*EXERCISE OBJECTIVE*. Find the lines holding "shortcut" and copy them.

*** RECORD SET ***

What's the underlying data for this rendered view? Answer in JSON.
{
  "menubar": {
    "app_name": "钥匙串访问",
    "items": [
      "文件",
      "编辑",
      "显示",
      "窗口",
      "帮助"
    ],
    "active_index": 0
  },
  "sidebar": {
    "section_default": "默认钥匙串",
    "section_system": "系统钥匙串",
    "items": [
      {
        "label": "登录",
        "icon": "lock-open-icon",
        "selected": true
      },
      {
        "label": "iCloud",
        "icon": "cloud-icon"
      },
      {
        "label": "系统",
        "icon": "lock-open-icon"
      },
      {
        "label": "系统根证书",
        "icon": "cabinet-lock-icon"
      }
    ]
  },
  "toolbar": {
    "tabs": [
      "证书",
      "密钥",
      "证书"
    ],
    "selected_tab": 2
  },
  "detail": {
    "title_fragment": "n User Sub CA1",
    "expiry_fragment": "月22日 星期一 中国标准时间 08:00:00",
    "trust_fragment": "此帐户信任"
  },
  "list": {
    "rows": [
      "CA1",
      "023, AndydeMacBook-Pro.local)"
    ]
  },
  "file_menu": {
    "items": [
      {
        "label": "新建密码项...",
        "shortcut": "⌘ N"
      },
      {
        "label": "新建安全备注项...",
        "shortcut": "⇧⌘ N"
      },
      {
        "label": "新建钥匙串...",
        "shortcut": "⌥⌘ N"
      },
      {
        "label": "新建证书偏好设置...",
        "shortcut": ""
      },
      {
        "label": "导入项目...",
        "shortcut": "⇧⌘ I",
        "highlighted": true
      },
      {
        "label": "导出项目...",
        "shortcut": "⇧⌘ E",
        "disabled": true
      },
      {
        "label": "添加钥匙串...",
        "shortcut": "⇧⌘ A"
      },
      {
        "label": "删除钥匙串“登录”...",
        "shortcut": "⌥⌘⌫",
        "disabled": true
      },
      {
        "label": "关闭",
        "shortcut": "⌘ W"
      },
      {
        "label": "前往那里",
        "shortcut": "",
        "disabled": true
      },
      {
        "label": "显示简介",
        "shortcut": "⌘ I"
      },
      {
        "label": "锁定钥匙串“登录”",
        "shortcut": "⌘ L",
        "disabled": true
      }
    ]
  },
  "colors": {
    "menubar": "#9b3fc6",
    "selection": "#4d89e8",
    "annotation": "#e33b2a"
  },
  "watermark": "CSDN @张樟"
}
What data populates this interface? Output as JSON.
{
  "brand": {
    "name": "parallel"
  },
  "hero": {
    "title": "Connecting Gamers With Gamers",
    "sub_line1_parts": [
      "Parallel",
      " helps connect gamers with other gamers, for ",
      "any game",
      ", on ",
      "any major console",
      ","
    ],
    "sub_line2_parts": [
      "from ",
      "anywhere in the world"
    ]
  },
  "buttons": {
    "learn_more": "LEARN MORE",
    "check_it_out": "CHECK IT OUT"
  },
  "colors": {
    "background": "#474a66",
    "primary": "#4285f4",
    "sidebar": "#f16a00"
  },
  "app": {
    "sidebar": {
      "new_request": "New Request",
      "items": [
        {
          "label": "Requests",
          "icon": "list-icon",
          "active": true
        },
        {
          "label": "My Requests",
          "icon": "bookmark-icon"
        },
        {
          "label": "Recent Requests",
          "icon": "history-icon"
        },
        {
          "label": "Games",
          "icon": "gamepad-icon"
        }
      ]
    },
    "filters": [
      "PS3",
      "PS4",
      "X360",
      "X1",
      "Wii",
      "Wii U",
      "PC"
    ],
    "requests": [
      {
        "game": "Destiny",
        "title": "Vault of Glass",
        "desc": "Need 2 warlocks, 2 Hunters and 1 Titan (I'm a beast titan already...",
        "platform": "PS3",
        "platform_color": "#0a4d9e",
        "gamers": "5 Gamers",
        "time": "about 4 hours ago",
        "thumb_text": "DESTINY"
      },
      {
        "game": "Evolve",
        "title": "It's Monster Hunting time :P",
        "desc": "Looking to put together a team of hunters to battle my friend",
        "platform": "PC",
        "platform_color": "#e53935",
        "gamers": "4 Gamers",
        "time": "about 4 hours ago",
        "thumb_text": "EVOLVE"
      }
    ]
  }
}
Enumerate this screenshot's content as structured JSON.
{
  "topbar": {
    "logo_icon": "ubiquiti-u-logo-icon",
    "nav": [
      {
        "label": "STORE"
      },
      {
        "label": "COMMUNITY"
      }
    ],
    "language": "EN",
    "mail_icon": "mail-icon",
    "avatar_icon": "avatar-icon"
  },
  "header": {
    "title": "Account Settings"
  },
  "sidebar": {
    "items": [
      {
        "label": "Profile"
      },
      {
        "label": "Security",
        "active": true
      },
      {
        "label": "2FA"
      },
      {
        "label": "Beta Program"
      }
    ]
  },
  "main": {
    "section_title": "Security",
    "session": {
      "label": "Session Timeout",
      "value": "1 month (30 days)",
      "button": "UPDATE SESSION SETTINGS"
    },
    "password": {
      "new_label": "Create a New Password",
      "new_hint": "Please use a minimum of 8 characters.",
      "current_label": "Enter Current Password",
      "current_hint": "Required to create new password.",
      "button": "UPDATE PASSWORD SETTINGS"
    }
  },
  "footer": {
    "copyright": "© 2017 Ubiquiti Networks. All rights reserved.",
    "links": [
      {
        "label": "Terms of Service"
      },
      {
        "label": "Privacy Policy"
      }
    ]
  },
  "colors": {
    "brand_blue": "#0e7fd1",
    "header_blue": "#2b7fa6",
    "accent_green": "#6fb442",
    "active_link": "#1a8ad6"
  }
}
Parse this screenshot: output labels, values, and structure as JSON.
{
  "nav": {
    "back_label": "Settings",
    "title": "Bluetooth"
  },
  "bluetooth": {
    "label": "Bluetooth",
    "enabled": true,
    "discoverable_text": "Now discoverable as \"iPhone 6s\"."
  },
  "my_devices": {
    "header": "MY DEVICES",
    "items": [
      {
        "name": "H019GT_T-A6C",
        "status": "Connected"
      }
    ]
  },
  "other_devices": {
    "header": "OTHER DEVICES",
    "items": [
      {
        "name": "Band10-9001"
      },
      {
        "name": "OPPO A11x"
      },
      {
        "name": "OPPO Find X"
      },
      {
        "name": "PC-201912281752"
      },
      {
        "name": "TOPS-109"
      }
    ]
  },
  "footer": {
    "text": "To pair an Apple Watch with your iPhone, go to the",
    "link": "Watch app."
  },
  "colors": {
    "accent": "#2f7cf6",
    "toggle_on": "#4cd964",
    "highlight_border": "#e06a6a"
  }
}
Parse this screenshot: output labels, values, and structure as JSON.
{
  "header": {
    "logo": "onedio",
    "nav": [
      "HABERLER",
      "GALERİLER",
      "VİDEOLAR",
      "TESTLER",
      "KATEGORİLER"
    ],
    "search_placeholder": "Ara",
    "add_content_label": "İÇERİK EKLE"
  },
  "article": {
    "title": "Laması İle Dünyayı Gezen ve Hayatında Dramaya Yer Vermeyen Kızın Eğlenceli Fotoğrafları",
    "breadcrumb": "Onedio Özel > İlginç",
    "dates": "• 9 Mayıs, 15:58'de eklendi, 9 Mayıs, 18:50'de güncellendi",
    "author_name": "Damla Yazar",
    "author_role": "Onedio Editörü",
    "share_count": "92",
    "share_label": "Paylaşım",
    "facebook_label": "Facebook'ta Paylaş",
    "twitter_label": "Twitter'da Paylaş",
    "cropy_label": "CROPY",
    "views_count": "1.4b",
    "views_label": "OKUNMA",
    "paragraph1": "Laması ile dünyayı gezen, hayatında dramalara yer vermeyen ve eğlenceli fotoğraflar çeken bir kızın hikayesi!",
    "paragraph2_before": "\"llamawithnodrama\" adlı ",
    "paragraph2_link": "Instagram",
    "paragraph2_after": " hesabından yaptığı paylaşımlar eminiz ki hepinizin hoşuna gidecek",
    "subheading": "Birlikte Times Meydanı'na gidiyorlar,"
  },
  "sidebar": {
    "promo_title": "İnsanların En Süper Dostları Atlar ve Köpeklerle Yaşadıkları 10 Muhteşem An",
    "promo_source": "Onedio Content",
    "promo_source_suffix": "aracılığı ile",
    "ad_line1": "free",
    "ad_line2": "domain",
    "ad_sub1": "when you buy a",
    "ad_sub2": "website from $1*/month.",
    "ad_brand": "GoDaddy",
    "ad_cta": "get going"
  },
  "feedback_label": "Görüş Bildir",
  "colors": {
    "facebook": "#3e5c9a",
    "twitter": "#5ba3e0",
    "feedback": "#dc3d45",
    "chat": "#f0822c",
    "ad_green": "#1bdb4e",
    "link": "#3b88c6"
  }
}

***

*OUTPUT OF THE EXERCISE*.
        "shortcut": "⌘ N"
        "shortcut": "⇧⌘ N"
        "shortcut": "⌥⌘ N"
        "shortcut": ""
        "shortcut": "⇧⌘ I",
        "shortcut": "⇧⌘ E",
        "shortcut": "⇧⌘ A"
        "shortcut": "⌥⌘⌫",
        "shortcut": "⌘ W"
        "shortcut": "",
        "shortcut": "⌘ I"
        "shortcut": "⌘ L",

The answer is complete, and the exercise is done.